— Start of RECORDED DATA —
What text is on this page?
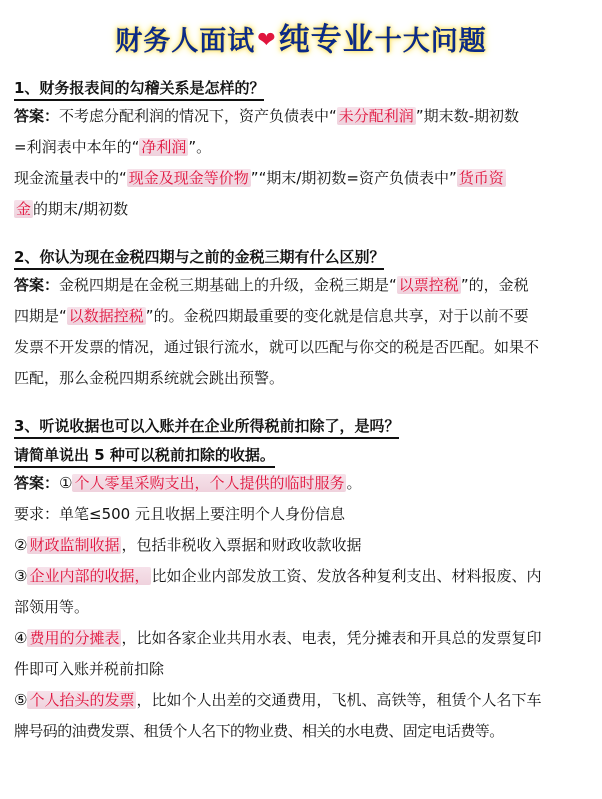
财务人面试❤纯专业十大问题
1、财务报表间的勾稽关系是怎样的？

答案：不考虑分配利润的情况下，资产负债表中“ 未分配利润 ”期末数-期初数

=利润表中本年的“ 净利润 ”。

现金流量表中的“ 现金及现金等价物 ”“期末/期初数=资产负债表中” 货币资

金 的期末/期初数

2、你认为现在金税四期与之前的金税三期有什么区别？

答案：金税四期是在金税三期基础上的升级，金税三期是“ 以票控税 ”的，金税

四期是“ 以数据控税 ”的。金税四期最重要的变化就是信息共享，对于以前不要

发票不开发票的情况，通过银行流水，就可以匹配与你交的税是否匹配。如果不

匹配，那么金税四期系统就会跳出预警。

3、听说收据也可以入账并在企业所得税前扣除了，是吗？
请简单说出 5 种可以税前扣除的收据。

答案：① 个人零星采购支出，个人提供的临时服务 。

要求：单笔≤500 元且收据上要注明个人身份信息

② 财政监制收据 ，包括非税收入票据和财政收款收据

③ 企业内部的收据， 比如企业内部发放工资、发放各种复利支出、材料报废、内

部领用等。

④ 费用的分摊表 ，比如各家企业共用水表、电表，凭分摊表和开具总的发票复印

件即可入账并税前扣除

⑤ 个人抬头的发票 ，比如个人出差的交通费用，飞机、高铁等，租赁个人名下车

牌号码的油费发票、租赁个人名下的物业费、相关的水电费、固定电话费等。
— End of RECORDED DATA —
— Start of RECORDED DATA —
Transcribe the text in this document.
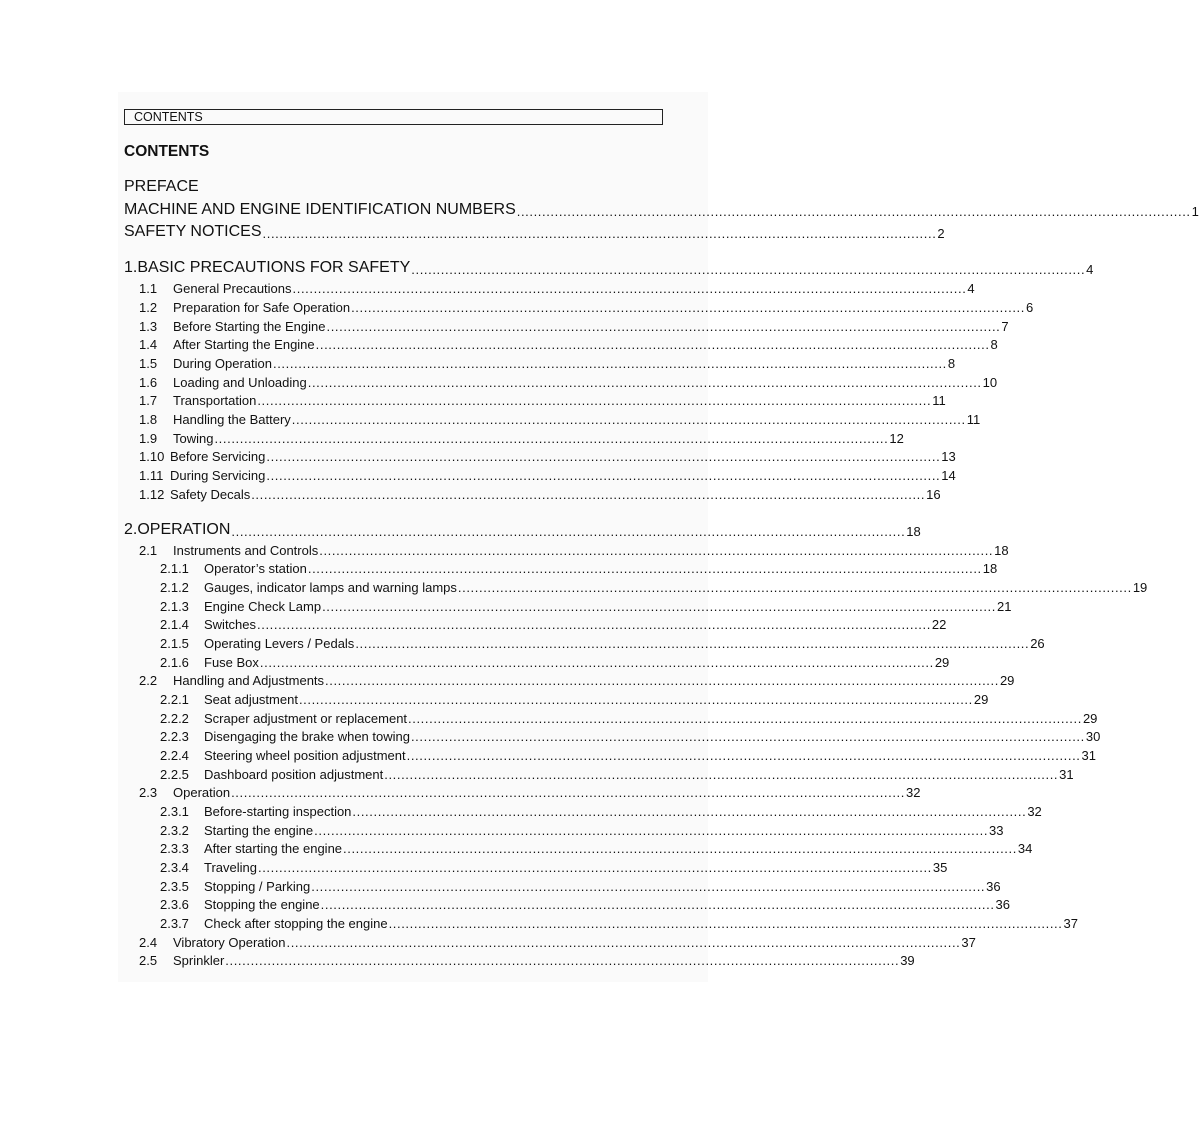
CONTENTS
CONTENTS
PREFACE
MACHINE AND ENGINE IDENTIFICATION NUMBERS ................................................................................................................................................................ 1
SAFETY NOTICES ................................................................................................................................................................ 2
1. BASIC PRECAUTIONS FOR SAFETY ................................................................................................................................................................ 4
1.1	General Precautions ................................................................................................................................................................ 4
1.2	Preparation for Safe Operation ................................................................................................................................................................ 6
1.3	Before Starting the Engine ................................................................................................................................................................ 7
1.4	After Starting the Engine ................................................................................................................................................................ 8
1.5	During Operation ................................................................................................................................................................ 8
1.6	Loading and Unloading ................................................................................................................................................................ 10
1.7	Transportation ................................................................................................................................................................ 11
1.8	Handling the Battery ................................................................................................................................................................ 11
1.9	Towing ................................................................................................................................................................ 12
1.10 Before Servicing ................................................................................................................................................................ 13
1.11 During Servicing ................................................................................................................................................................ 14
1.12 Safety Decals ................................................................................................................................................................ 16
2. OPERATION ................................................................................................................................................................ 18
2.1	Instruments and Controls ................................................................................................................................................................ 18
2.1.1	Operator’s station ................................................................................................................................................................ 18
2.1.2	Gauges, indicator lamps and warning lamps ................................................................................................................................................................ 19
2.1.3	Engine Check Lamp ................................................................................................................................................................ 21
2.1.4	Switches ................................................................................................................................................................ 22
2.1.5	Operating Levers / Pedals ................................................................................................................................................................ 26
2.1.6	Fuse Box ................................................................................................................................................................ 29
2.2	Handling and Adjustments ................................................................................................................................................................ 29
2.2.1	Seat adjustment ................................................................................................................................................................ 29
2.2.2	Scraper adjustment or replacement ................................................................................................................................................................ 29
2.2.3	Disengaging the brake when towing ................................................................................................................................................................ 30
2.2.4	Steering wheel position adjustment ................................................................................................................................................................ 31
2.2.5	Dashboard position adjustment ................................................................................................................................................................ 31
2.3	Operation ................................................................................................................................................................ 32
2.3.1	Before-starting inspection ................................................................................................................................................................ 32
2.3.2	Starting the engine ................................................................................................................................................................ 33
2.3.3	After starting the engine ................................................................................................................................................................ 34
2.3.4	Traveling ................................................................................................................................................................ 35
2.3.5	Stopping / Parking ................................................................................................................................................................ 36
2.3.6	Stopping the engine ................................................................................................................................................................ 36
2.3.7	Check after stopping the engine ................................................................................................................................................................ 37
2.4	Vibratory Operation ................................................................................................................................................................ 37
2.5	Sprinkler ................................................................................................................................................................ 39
— End of RECORDED DATA —
== PROBLEM TO SOLVE ==
Find how many lines in the records contain the string "资产负债表中", then give the number alone.

== RESULT FOR THIS EXERCISE ==
2